* _Set exercise_: Give back each entry unchanged, minus pictures.

* _Supplied material_:
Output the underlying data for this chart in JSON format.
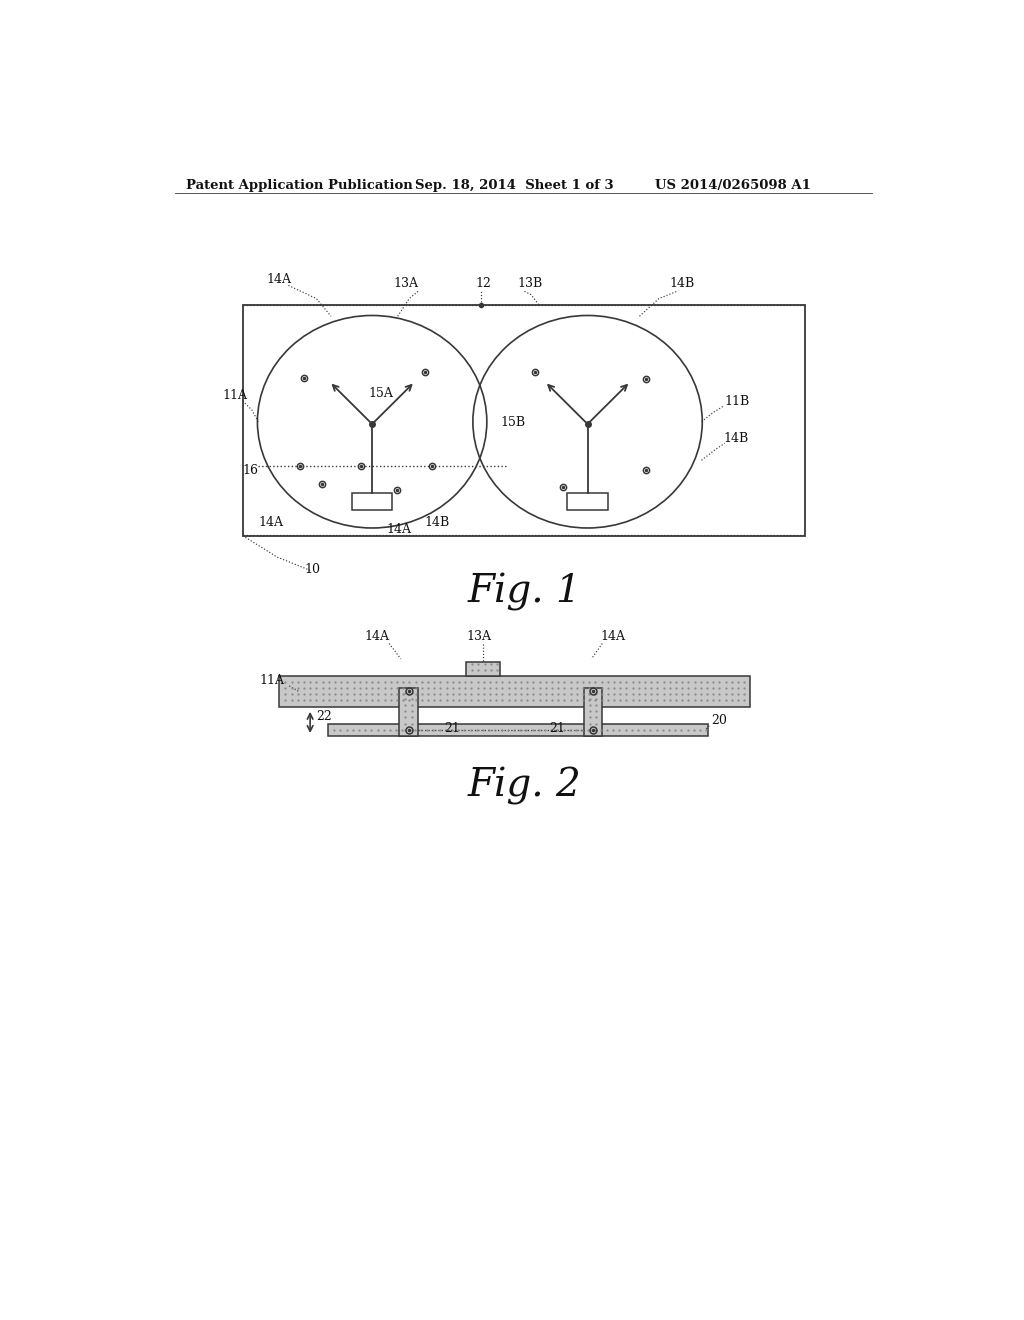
{
  "bg_color": "#ffffff",
  "header_left": "Patent Application Publication",
  "header_mid": "Sep. 18, 2014  Sheet 1 of 3",
  "header_right": "US 2014/0265098 A1",
  "fig1_label": "Fig. 1",
  "fig2_label": "Fig. 2",
  "lc": "#383838",
  "lc_light": "#555555"
}
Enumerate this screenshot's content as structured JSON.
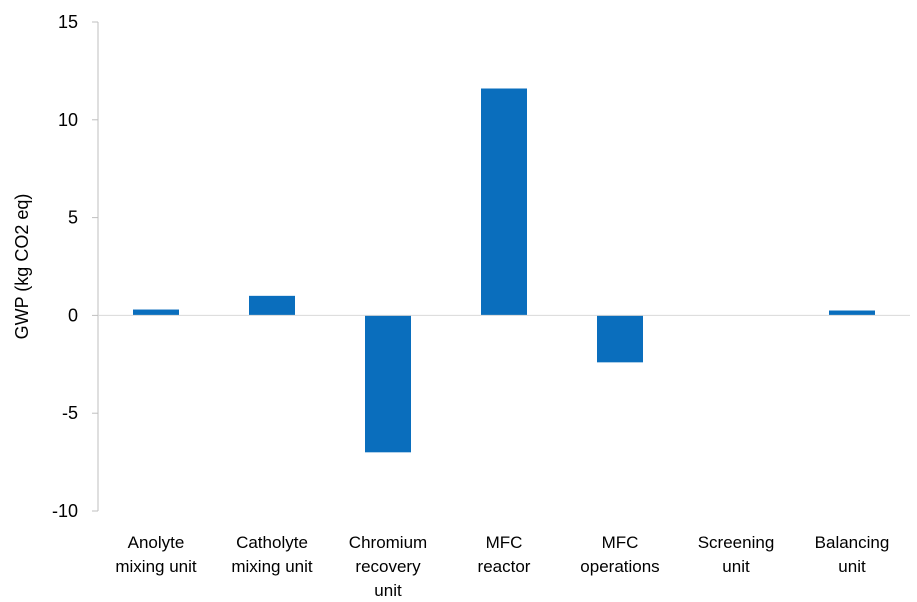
{
  "chart_data": {
    "type": "bar",
    "title": "",
    "xlabel": "",
    "ylabel": "GWP (kg CO2 eq)",
    "ylim": [
      -10,
      15
    ],
    "yticks": [
      "-10",
      "-5",
      "0",
      "5",
      "10",
      "15"
    ],
    "grid": false,
    "legend": "none",
    "bar_color": "#0a6ebd",
    "categories": [
      [
        "Anolyte",
        "mixing unit"
      ],
      [
        "Catholyte",
        "mixing unit"
      ],
      [
        "Chromium",
        "recovery",
        "unit"
      ],
      [
        "MFC",
        "reactor"
      ],
      [
        "MFC",
        "operations"
      ],
      [
        "Screening",
        "unit"
      ],
      [
        "Balancing",
        "unit"
      ]
    ],
    "values": [
      0.3,
      1.0,
      -7.0,
      11.6,
      -2.4,
      0.0,
      0.25
    ]
  }
}
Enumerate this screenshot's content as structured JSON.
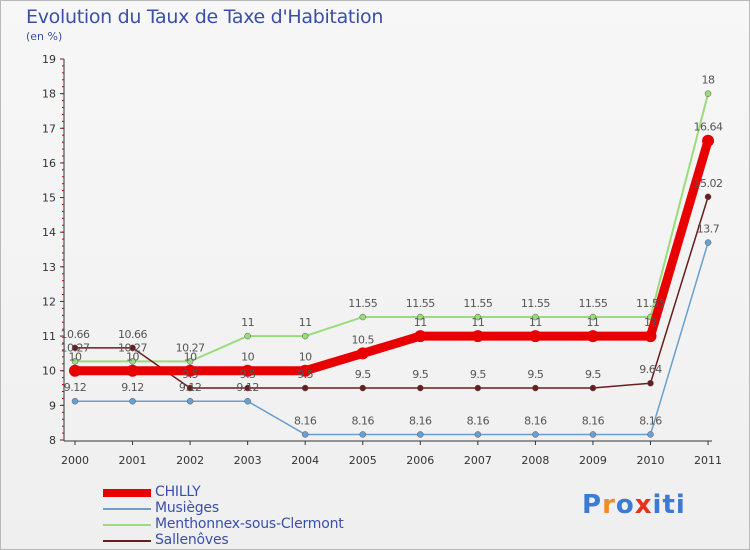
{
  "title": "Evolution du Taux de Taxe d'Habitation",
  "subtitle": "(en %)",
  "logo": {
    "text": "Proxiti",
    "letters": [
      "P",
      "r",
      "o",
      "x",
      "i",
      "t",
      "i"
    ],
    "colors": [
      "#3a7bd5",
      "#f28c28",
      "#3a7bd5",
      "#e5341b",
      "#3a7bd5",
      "#3a7bd5",
      "#3a7bd5"
    ]
  },
  "chart_data": {
    "type": "line",
    "title": "Evolution du Taux de Taxe d'Habitation",
    "ylabel": "(en %)",
    "xlabel": "",
    "ylim": [
      8,
      19
    ],
    "yticks": [
      8,
      9,
      10,
      11,
      12,
      13,
      14,
      15,
      16,
      17,
      18,
      19
    ],
    "categories": [
      "2000",
      "2001",
      "2002",
      "2003",
      "2004",
      "2005",
      "2006",
      "2007",
      "2008",
      "2009",
      "2010",
      "2011"
    ],
    "grid": false,
    "legend_position": "bottom-left",
    "series": [
      {
        "name": "CHILLY",
        "color": "#e80000",
        "width": 9,
        "values": [
          10,
          10,
          10,
          10,
          10,
          10.5,
          11,
          11,
          11,
          11,
          11,
          16.64
        ],
        "labels": [
          "10",
          "10",
          "10",
          "10",
          "10",
          "10.5",
          "11",
          "11",
          "11",
          "11",
          "11",
          "16.64"
        ]
      },
      {
        "name": "Musièges",
        "color": "#6a9fd0",
        "width": 1.5,
        "values": [
          9.12,
          9.12,
          9.12,
          9.12,
          8.16,
          8.16,
          8.16,
          8.16,
          8.16,
          8.16,
          8.16,
          13.7
        ],
        "labels": [
          "9.12",
          "9.12",
          "9.12",
          "9.12",
          "8.16",
          "8.16",
          "8.16",
          "8.16",
          "8.16",
          "8.16",
          "8.16",
          "13.7"
        ]
      },
      {
        "name": "Menthonnex-sous-Clermont",
        "color": "#9bdc7a",
        "width": 2,
        "values": [
          10.27,
          10.27,
          10.27,
          11,
          11,
          11.55,
          11.55,
          11.55,
          11.55,
          11.55,
          11.55,
          18
        ],
        "labels": [
          "10.27",
          "10.27",
          "10.27",
          "11",
          "11",
          "11.55",
          "11.55",
          "11.55",
          "11.55",
          "11.55",
          "11.55",
          "18"
        ]
      },
      {
        "name": "Sallenôves",
        "color": "#6b1c1c",
        "width": 1.5,
        "values": [
          10.66,
          10.66,
          9.5,
          9.5,
          9.5,
          9.5,
          9.5,
          9.5,
          9.5,
          9.5,
          9.64,
          15.02
        ],
        "labels": [
          "10.66",
          "10.66",
          "9.5",
          "9.5",
          "9.5",
          "9.5",
          "9.5",
          "9.5",
          "9.5",
          "9.5",
          "9.64",
          "15.02"
        ]
      }
    ]
  }
}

* _Reply_:
Output the underlying data for this chart in JSON format.
{
  "bg_color": "#ffffff",
  "header_left": "Patent Application Publication",
  "header_mid": "Sep. 18, 2014  Sheet 1 of 3",
  "header_right": "US 2014/0265098 A1",
  "fig1_label": "Fig. 1",
  "fig2_label": "Fig. 2",
  "lc": "#383838",
  "lc_light": "#555555"
}
Enumerate this screenshot's content as structured JSON.
{
  "chart_data": {
    "type": "bar",
    "title": "",
    "xlabel": "",
    "ylabel": "GWP (kg CO2 eq)",
    "ylim": [
      -10,
      15
    ],
    "yticks": [
      "-10",
      "-5",
      "0",
      "5",
      "10",
      "15"
    ],
    "grid": false,
    "legend": "none",
    "bar_color": "#0a6ebd",
    "categories": [
      [
        "Anolyte",
        "mixing unit"
      ],
      [
        "Catholyte",
        "mixing unit"
      ],
      [
        "Chromium",
        "recovery",
        "unit"
      ],
      [
        "MFC",
        "reactor"
      ],
      [
        "MFC",
        "operations"
      ],
      [
        "Screening",
        "unit"
      ],
      [
        "Balancing",
        "unit"
      ]
    ],
    "values": [
      0.3,
      1.0,
      -7.0,
      11.6,
      -2.4,
      0.0,
      0.25
    ]
  }
}
Enumerate this screenshot's content as structured JSON.
{
  "title": "Evolution du Taux de Taxe d'Habitation",
  "subtitle": "(en %)",
  "logo": {
    "text": "Proxiti",
    "letters": [
      "P",
      "r",
      "o",
      "x",
      "i",
      "t",
      "i"
    ],
    "colors": [
      "#3a7bd5",
      "#f28c28",
      "#3a7bd5",
      "#e5341b",
      "#3a7bd5",
      "#3a7bd5",
      "#3a7bd5"
    ]
  },
  "chart_data": {
    "type": "line",
    "title": "Evolution du Taux de Taxe d'Habitation",
    "ylabel": "(en %)",
    "xlabel": "",
    "ylim": [
      8,
      19
    ],
    "yticks": [
      8,
      9,
      10,
      11,
      12,
      13,
      14,
      15,
      16,
      17,
      18,
      19
    ],
    "categories": [
      "2000",
      "2001",
      "2002",
      "2003",
      "2004",
      "2005",
      "2006",
      "2007",
      "2008",
      "2009",
      "2010",
      "2011"
    ],
    "grid": false,
    "legend_position": "bottom-left",
    "series": [
      {
        "name": "CHILLY",
        "color": "#e80000",
        "width": 9,
        "values": [
          10,
          10,
          10,
          10,
          10,
          10.5,
          11,
          11,
          11,
          11,
          11,
          16.64
        ],
        "labels": [
          "10",
          "10",
          "10",
          "10",
          "10",
          "10.5",
          "11",
          "11",
          "11",
          "11",
          "11",
          "16.64"
        ]
      },
      {
        "name": "Musièges",
        "color": "#6a9fd0",
        "width": 1.5,
        "values": [
          9.12,
          9.12,
          9.12,
          9.12,
          8.16,
          8.16,
          8.16,
          8.16,
          8.16,
          8.16,
          8.16,
          13.7
        ],
        "labels": [
          "9.12",
          "9.12",
          "9.12",
          "9.12",
          "8.16",
          "8.16",
          "8.16",
          "8.16",
          "8.16",
          "8.16",
          "8.16",
          "13.7"
        ]
      },
      {
        "name": "Menthonnex-sous-Clermont",
        "color": "#9bdc7a",
        "width": 2,
        "values": [
          10.27,
          10.27,
          10.27,
          11,
          11,
          11.55,
          11.55,
          11.55,
          11.55,
          11.55,
          11.55,
          18
        ],
        "labels": [
          "10.27",
          "10.27",
          "10.27",
          "11",
          "11",
          "11.55",
          "11.55",
          "11.55",
          "11.55",
          "11.55",
          "11.55",
          "18"
        ]
      },
      {
        "name": "Sallenôves",
        "color": "#6b1c1c",
        "width": 1.5,
        "values": [
          10.66,
          10.66,
          9.5,
          9.5,
          9.5,
          9.5,
          9.5,
          9.5,
          9.5,
          9.5,
          9.64,
          15.02
        ],
        "labels": [
          "10.66",
          "10.66",
          "9.5",
          "9.5",
          "9.5",
          "9.5",
          "9.5",
          "9.5",
          "9.5",
          "9.5",
          "9.64",
          "15.02"
        ]
      }
    ]
  }
}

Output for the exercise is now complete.